- **What you need to do**: Write out each line word for word. Drop pictures.

(Items from a data source)

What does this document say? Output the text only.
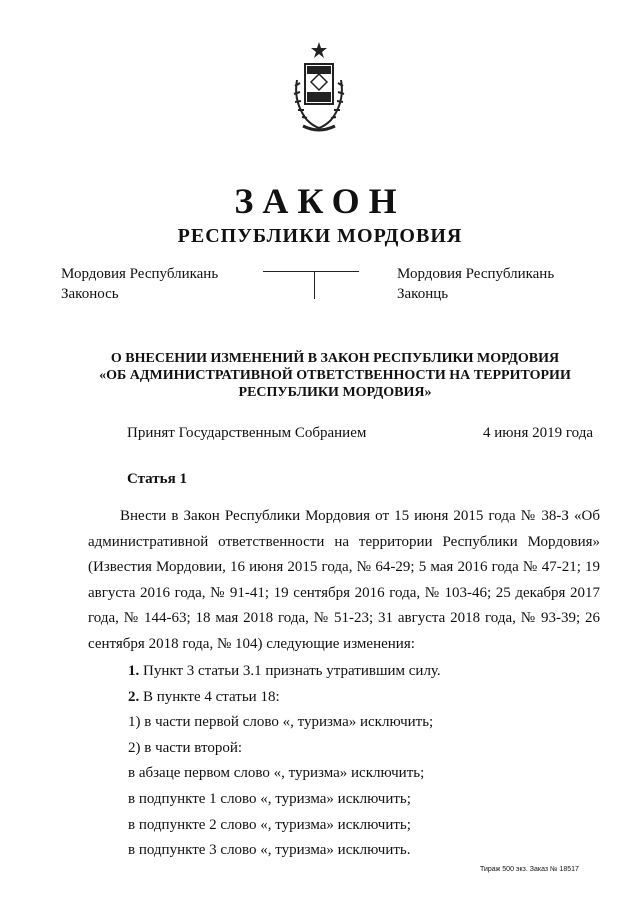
ЗАКОН
РЕСПУБЛИКИ МОРДОВИЯ
Мордовия Республикань
Законось
Мордовия Республикань
Законць
О ВНЕСЕНИИ ИЗМЕНЕНИЙ В ЗАКОН РЕСПУБЛИКИ МОРДОВИЯ
«ОБ АДМИНИСТРАТИВНОЙ ОТВЕТСТВЕННОСТИ НА ТЕРРИТОРИИ
РЕСПУБЛИКИ МОРДОВИЯ»
Принят Государственным Собранием	4 июня 2019 года
Статья 1
Внести в Закон Республики Мордовия от 15 июня 2015 года № 38-З «Об административной ответственности на территории Республики Мордовия» (Известия Мордовии, 16 июня 2015 года, № 64-29; 5 мая 2016 года № 47-21; 19 августа 2016 года, № 91-41; 19 сентября 2016 года, № 103-46; 25 декабря 2017 года, № 144-63; 18 мая 2018 года, № 51-23; 31 августа 2018 года, № 93-39; 26 сентября 2018 года, № 104) следующие изменения:
1. Пункт 3 статьи 3.1 признать утратившим силу.
2. В пункте 4 статьи 18:
1) в части первой слово «, туризма» исключить;
2) в части второй:
в абзаце первом слово «, туризма» исключить;
в подпункте 1 слово «, туризма» исключить;
в подпункте 2 слово «, туризма» исключить;
в подпункте 3 слово «, туризма» исключить.
Тираж 500 экз. Заказ № 18517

- **Problem solution**:
What does this document say? Output the text only.
ЗАКОН
РЕСПУБЛИКИ МОРДОВИЯ
Мордовия Республикань
Законось
Мордовия Республикань
Законць
О ВНЕСЕНИИ ИЗМЕНЕНИЙ В ЗАКОН РЕСПУБЛИКИ МОРДОВИЯ
«ОБ АДМИНИСТРАТИВНОЙ ОТВЕТСТВЕННОСТИ НА ТЕРРИТОРИИ
РЕСПУБЛИКИ МОРДОВИЯ»
Принят Государственным Собранием	4 июня 2019 года
Статья 1
Внести в Закон Республики Мордовия от 15 июня 2015 года № 38-З «Об административной ответственности на территории Республики Мордовия» (Известия Мордовии, 16 июня 2015 года, № 64-29; 5 мая 2016 года № 47-21; 19 августа 2016 года, № 91-41; 19 сентября 2016 года, № 103-46; 25 декабря 2017 года, № 144-63; 18 мая 2018 года, № 51-23; 31 августа 2018 года, № 93-39; 26 сентября 2018 года, № 104) следующие изменения:
1. Пункт 3 статьи 3.1 признать утратившим силу.
2. В пункте 4 статьи 18:
1) в части первой слово «, туризма» исключить;
2) в части второй:
в абзаце первом слово «, туризма» исключить;
в подпункте 1 слово «, туризма» исключить;
в подпункте 2 слово «, туризма» исключить;
в подпункте 3 слово «, туризма» исключить.
Тираж 500 экз. Заказ № 18517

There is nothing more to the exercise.